Goal: Copy each line of the listing below exactly.

Records provided:
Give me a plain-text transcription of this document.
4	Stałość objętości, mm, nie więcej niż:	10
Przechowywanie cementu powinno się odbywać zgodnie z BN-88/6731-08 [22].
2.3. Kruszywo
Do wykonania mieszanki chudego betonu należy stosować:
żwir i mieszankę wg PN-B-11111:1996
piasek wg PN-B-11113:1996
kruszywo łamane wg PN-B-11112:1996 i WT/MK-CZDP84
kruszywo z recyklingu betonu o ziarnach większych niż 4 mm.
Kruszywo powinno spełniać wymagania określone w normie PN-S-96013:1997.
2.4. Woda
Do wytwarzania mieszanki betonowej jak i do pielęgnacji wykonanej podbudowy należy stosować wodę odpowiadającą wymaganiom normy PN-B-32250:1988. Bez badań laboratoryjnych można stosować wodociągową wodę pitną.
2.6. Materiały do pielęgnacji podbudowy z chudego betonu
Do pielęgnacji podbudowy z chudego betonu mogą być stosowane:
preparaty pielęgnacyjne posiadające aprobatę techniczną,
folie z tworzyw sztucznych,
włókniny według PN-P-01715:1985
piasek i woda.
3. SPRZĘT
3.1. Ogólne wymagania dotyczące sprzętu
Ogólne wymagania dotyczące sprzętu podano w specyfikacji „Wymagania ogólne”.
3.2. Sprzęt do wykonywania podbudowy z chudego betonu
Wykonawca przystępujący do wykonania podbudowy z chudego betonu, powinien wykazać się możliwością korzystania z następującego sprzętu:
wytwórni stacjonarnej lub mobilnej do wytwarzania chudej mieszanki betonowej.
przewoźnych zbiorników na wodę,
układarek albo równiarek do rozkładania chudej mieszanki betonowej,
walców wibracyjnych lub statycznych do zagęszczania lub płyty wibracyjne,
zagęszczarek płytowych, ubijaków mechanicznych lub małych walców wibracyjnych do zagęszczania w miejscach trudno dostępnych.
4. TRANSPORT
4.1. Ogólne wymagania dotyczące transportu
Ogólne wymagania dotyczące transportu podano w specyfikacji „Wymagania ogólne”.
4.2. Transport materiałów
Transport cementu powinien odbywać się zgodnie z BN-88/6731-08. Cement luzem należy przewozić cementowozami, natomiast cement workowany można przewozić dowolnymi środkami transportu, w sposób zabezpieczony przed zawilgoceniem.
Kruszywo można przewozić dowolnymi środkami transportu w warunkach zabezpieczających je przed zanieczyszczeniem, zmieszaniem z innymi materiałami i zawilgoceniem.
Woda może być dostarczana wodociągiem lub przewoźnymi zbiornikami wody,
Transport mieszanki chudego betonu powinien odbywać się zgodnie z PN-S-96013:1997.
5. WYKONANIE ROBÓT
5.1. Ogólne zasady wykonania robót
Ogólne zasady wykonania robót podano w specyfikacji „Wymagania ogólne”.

Solution to the problem:
Give me a plain-text transcription of this document.
4	Stałość objętości, mm, nie więcej niż:	10
Przechowywanie cementu powinno się odbywać zgodnie z BN-88/6731-08 [22].
2.3. Kruszywo
Do wykonania mieszanki chudego betonu należy stosować:
żwir i mieszankę wg PN-B-11111:1996
piasek wg PN-B-11113:1996
kruszywo łamane wg PN-B-11112:1996 i WT/MK-CZDP84
kruszywo z recyklingu betonu o ziarnach większych niż 4 mm.
Kruszywo powinno spełniać wymagania określone w normie PN-S-96013:1997.
2.4. Woda
Do wytwarzania mieszanki betonowej jak i do pielęgnacji wykonanej podbudowy należy stosować wodę odpowiadającą wymaganiom normy PN-B-32250:1988. Bez badań laboratoryjnych można stosować wodociągową wodę pitną.
2.6. Materiały do pielęgnacji podbudowy z chudego betonu
Do pielęgnacji podbudowy z chudego betonu mogą być stosowane:
preparaty pielęgnacyjne posiadające aprobatę techniczną,
folie z tworzyw sztucznych,
włókniny według PN-P-01715:1985
piasek i woda.
3. SPRZĘT
3.1. Ogólne wymagania dotyczące sprzętu
Ogólne wymagania dotyczące sprzętu podano w specyfikacji „Wymagania ogólne”.
3.2. Sprzęt do wykonywania podbudowy z chudego betonu
Wykonawca przystępujący do wykonania podbudowy z chudego betonu, powinien wykazać się możliwością korzystania z następującego sprzętu:
wytwórni stacjonarnej lub mobilnej do wytwarzania chudej mieszanki betonowej.
przewoźnych zbiorników na wodę,
układarek albo równiarek do rozkładania chudej mieszanki betonowej,
walców wibracyjnych lub statycznych do zagęszczania lub płyty wibracyjne,
zagęszczarek płytowych, ubijaków mechanicznych lub małych walców wibracyjnych do zagęszczania w miejscach trudno dostępnych.
4. TRANSPORT
4.1. Ogólne wymagania dotyczące transportu
Ogólne wymagania dotyczące transportu podano w specyfikacji „Wymagania ogólne”.
4.2. Transport materiałów
Transport cementu powinien odbywać się zgodnie z BN-88/6731-08. Cement luzem należy przewozić cementowozami, natomiast cement workowany można przewozić dowolnymi środkami transportu, w sposób zabezpieczony przed zawilgoceniem.
Kruszywo można przewozić dowolnymi środkami transportu w warunkach zabezpieczających je przed zanieczyszczeniem, zmieszaniem z innymi materiałami i zawilgoceniem.
Woda może być dostarczana wodociągiem lub przewoźnymi zbiornikami wody,
Transport mieszanki chudego betonu powinien odbywać się zgodnie z PN-S-96013:1997.
5. WYKONANIE ROBÓT
5.1. Ogólne zasady wykonania robót
Ogólne zasady wykonania robót podano w specyfikacji „Wymagania ogólne”.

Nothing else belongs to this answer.